* **WORK TO DO**: Give the number of lines in the entries that contain "ρωτάει". State only the count.

* **STORED ROWS**:
==================================================
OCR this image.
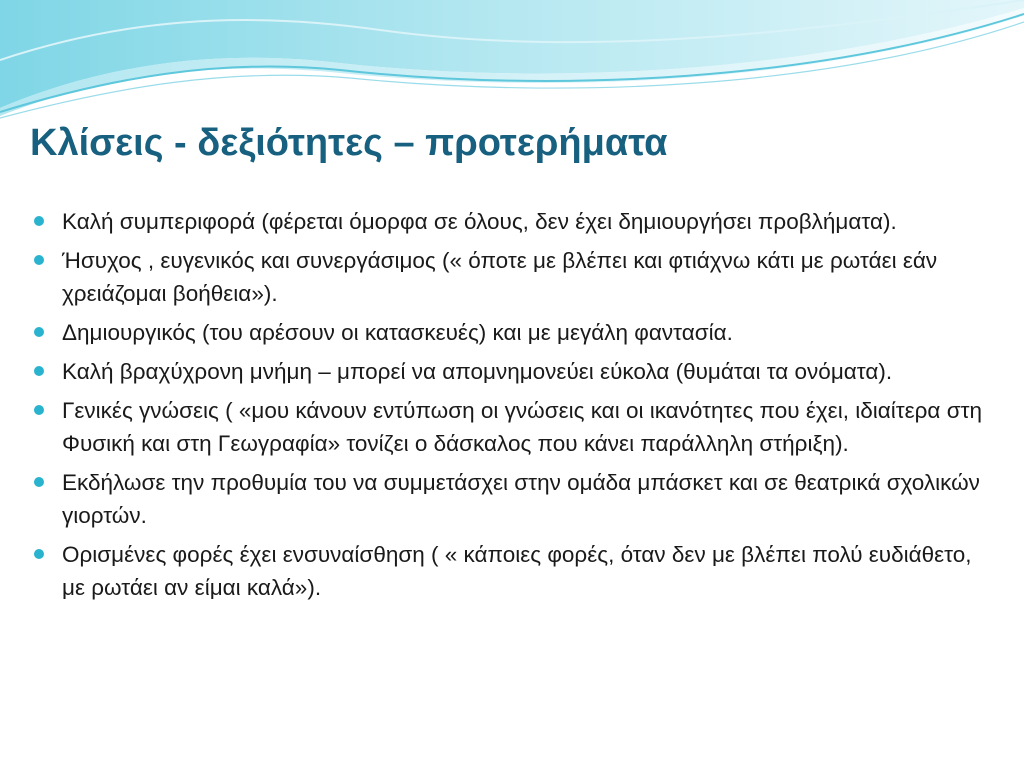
Κλίσεις - δεξιότητες – προτερήματα
Καλή συμπεριφορά (φέρεται όμορφα σε όλους, δεν έχει δημιουργήσει προβλήματα).
Ήσυχος , ευγενικός και συνεργάσιμος (« όποτε με βλέπει και φτιάχνω κάτι με ρωτάει εάν χρειάζομαι βοήθεια»).
Δημιουργικός (του αρέσουν οι κατασκευές) και με μεγάλη φαντασία.
Καλή βραχύχρονη μνήμη – μπορεί να απομνημονεύει εύκολα (θυμάται τα ονόματα).
Γενικές γνώσεις ( «μου κάνουν εντύπωση οι γνώσεις και οι ικανότητες που έχει, ιδιαίτερα στη Φυσική και στη Γεωγραφία» τονίζει ο δάσκαλος που κάνει παράλληλη στήριξη).
Εκδήλωσε την προθυμία του να συμμετάσχει στην ομάδα μπάσκετ και σε θεατρικά σχολικών γιορτών.
Ορισμένες φορές έχει ενσυναίσθηση ( « κάποιες φορές, όταν δεν με βλέπει πολύ ευδιάθετο, με ρωτάει αν είμαι καλά»).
==================================================
* **RESULT FOR THIS EXERCISE**: 2